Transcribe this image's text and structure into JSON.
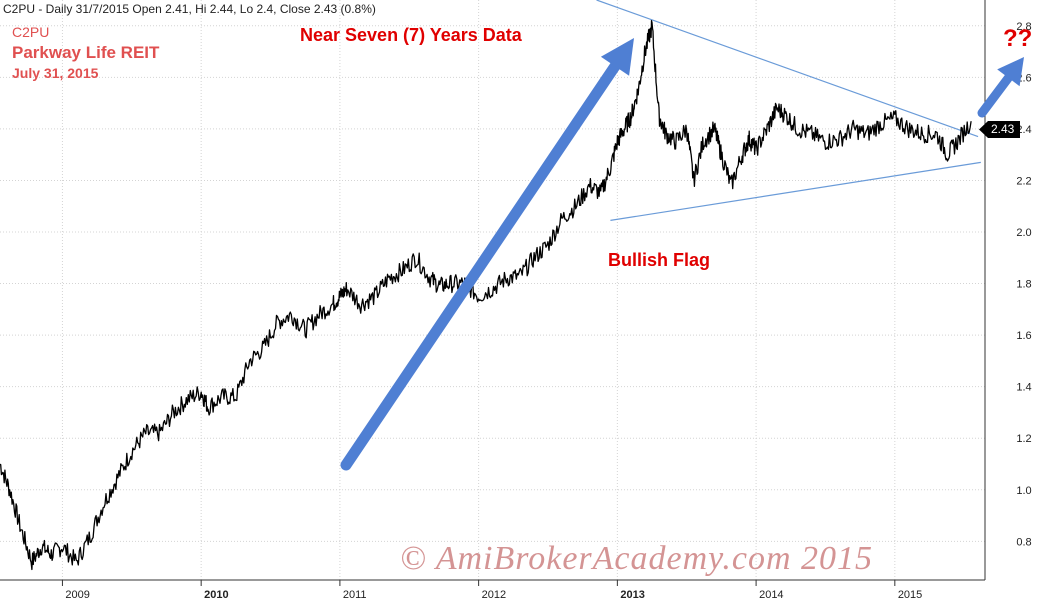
{
  "header": "C2PU - Daily 31/7/2015 Open 2.41, Hi 2.44, Lo 2.4, Close 2.43 (0.8%)",
  "symbol": "C2PU",
  "company": "Parkway Life REIT",
  "date": "July 31, 2015",
  "annotations": {
    "seven_years": "Near Seven (7) Years Data",
    "bullish_flag": "Bullish Flag",
    "question": "??"
  },
  "watermark": "© AmiBrokerAcademy.com 2015",
  "last_price_label": "2.43",
  "colors": {
    "price": "#000000",
    "arrow": "#4f7fd3",
    "trendline": "#6a9bd8",
    "annotation": "#e00000",
    "title": "#e05050",
    "grid": "#d4d4d4"
  },
  "chart_data": {
    "type": "line",
    "y_axis": {
      "min": 0.65,
      "max": 2.9,
      "side": "right",
      "ticks": [
        0.8,
        1.0,
        1.2,
        1.4,
        1.6,
        1.8,
        2.0,
        2.2,
        2.4,
        2.6,
        2.8
      ],
      "tick_labels": [
        "0.8",
        "1.0",
        "1.2",
        "1.4",
        "1.6",
        "1.8",
        "2.0",
        "2.2",
        "2.4",
        "2.6",
        "2.8"
      ]
    },
    "x_axis": {
      "min": 2008.55,
      "max": 2015.65,
      "ticks": [
        2009,
        2010,
        2011,
        2012,
        2013,
        2014,
        2015
      ],
      "tick_labels": [
        "2009",
        "2010",
        "2011",
        "2012",
        "2013",
        "2014",
        "2015"
      ],
      "bold_ticks": [
        2010,
        2013
      ]
    },
    "grid": true,
    "series": [
      {
        "x": [
          2008.55,
          2008.62,
          2008.7,
          2008.78,
          2008.85,
          2008.92,
          2009.0,
          2009.1,
          2009.2,
          2009.3,
          2009.4,
          2009.5,
          2009.6,
          2009.7,
          2009.8,
          2009.9,
          2010.0,
          2010.05,
          2010.15,
          2010.25,
          2010.35,
          2010.45,
          2010.55,
          2010.65,
          2010.75,
          2010.85,
          2010.95,
          2011.0,
          2011.05,
          2011.15,
          2011.25,
          2011.35,
          2011.45,
          2011.55,
          2011.65,
          2011.72,
          2011.8,
          2011.9,
          2012.0,
          2012.1,
          2012.2,
          2012.3,
          2012.4,
          2012.5,
          2012.6,
          2012.7,
          2012.8,
          2012.88,
          2012.95,
          2013.0,
          2013.05,
          2013.1,
          2013.15,
          2013.2,
          2013.25,
          2013.3,
          2013.35,
          2013.42,
          2013.5,
          2013.55,
          2013.62,
          2013.7,
          2013.75,
          2013.82,
          2013.9,
          2013.95,
          2014.0,
          2014.08,
          2014.15,
          2014.22,
          2014.3,
          2014.4,
          2014.5,
          2014.6,
          2014.7,
          2014.8,
          2014.9,
          2015.0,
          2015.1,
          2015.2,
          2015.3,
          2015.38,
          2015.45,
          2015.55
        ],
        "y": [
          1.1,
          1.0,
          0.85,
          0.72,
          0.78,
          0.75,
          0.78,
          0.72,
          0.82,
          0.95,
          1.05,
          1.15,
          1.22,
          1.22,
          1.3,
          1.35,
          1.38,
          1.32,
          1.36,
          1.36,
          1.5,
          1.55,
          1.65,
          1.68,
          1.62,
          1.68,
          1.72,
          1.75,
          1.78,
          1.72,
          1.75,
          1.82,
          1.85,
          1.9,
          1.82,
          1.79,
          1.8,
          1.8,
          1.75,
          1.78,
          1.82,
          1.83,
          1.9,
          1.95,
          2.05,
          2.1,
          2.18,
          2.15,
          2.25,
          2.35,
          2.4,
          2.45,
          2.55,
          2.7,
          2.8,
          2.45,
          2.38,
          2.35,
          2.4,
          2.2,
          2.35,
          2.4,
          2.3,
          2.18,
          2.3,
          2.36,
          2.32,
          2.4,
          2.48,
          2.45,
          2.4,
          2.38,
          2.35,
          2.36,
          2.4,
          2.38,
          2.42,
          2.44,
          2.4,
          2.38,
          2.38,
          2.3,
          2.35,
          2.43
        ]
      }
    ]
  }
}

=== Stated goal ===
Repeat the material above verbatim. Leave the pictures behind.

=== Output of the task ===
Transcribe this image's text and structure into JSON.
{
  "header": "C2PU - Daily 31/7/2015 Open 2.41, Hi 2.44, Lo 2.4, Close 2.43 (0.8%)",
  "symbol": "C2PU",
  "company": "Parkway Life REIT",
  "date": "July 31, 2015",
  "annotations": {
    "seven_years": "Near Seven (7) Years Data",
    "bullish_flag": "Bullish Flag",
    "question": "??"
  },
  "watermark": "© AmiBrokerAcademy.com 2015",
  "last_price_label": "2.43",
  "colors": {
    "price": "#000000",
    "arrow": "#4f7fd3",
    "trendline": "#6a9bd8",
    "annotation": "#e00000",
    "title": "#e05050",
    "grid": "#d4d4d4"
  },
  "chart_data": {
    "type": "line",
    "y_axis": {
      "min": 0.65,
      "max": 2.9,
      "side": "right",
      "ticks": [
        0.8,
        1.0,
        1.2,
        1.4,
        1.6,
        1.8,
        2.0,
        2.2,
        2.4,
        2.6,
        2.8
      ],
      "tick_labels": [
        "0.8",
        "1.0",
        "1.2",
        "1.4",
        "1.6",
        "1.8",
        "2.0",
        "2.2",
        "2.4",
        "2.6",
        "2.8"
      ]
    },
    "x_axis": {
      "min": 2008.55,
      "max": 2015.65,
      "ticks": [
        2009,
        2010,
        2011,
        2012,
        2013,
        2014,
        2015
      ],
      "tick_labels": [
        "2009",
        "2010",
        "2011",
        "2012",
        "2013",
        "2014",
        "2015"
      ],
      "bold_ticks": [
        2010,
        2013
      ]
    },
    "grid": true,
    "series": [
      {
        "x": [
          2008.55,
          2008.62,
          2008.7,
          2008.78,
          2008.85,
          2008.92,
          2009.0,
          2009.1,
          2009.2,
          2009.3,
          2009.4,
          2009.5,
          2009.6,
          2009.7,
          2009.8,
          2009.9,
          2010.0,
          2010.05,
          2010.15,
          2010.25,
          2010.35,
          2010.45,
          2010.55,
          2010.65,
          2010.75,
          2010.85,
          2010.95,
          2011.0,
          2011.05,
          2011.15,
          2011.25,
          2011.35,
          2011.45,
          2011.55,
          2011.65,
          2011.72,
          2011.8,
          2011.9,
          2012.0,
          2012.1,
          2012.2,
          2012.3,
          2012.4,
          2012.5,
          2012.6,
          2012.7,
          2012.8,
          2012.88,
          2012.95,
          2013.0,
          2013.05,
          2013.1,
          2013.15,
          2013.2,
          2013.25,
          2013.3,
          2013.35,
          2013.42,
          2013.5,
          2013.55,
          2013.62,
          2013.7,
          2013.75,
          2013.82,
          2013.9,
          2013.95,
          2014.0,
          2014.08,
          2014.15,
          2014.22,
          2014.3,
          2014.4,
          2014.5,
          2014.6,
          2014.7,
          2014.8,
          2014.9,
          2015.0,
          2015.1,
          2015.2,
          2015.3,
          2015.38,
          2015.45,
          2015.55
        ],
        "y": [
          1.1,
          1.0,
          0.85,
          0.72,
          0.78,
          0.75,
          0.78,
          0.72,
          0.82,
          0.95,
          1.05,
          1.15,
          1.22,
          1.22,
          1.3,
          1.35,
          1.38,
          1.32,
          1.36,
          1.36,
          1.5,
          1.55,
          1.65,
          1.68,
          1.62,
          1.68,
          1.72,
          1.75,
          1.78,
          1.72,
          1.75,
          1.82,
          1.85,
          1.9,
          1.82,
          1.79,
          1.8,
          1.8,
          1.75,
          1.78,
          1.82,
          1.83,
          1.9,
          1.95,
          2.05,
          2.1,
          2.18,
          2.15,
          2.25,
          2.35,
          2.4,
          2.45,
          2.55,
          2.7,
          2.8,
          2.45,
          2.38,
          2.35,
          2.4,
          2.2,
          2.35,
          2.4,
          2.3,
          2.18,
          2.3,
          2.36,
          2.32,
          2.4,
          2.48,
          2.45,
          2.4,
          2.38,
          2.35,
          2.36,
          2.4,
          2.38,
          2.42,
          2.44,
          2.4,
          2.38,
          2.38,
          2.3,
          2.35,
          2.43
        ]
      }
    ]
  }
}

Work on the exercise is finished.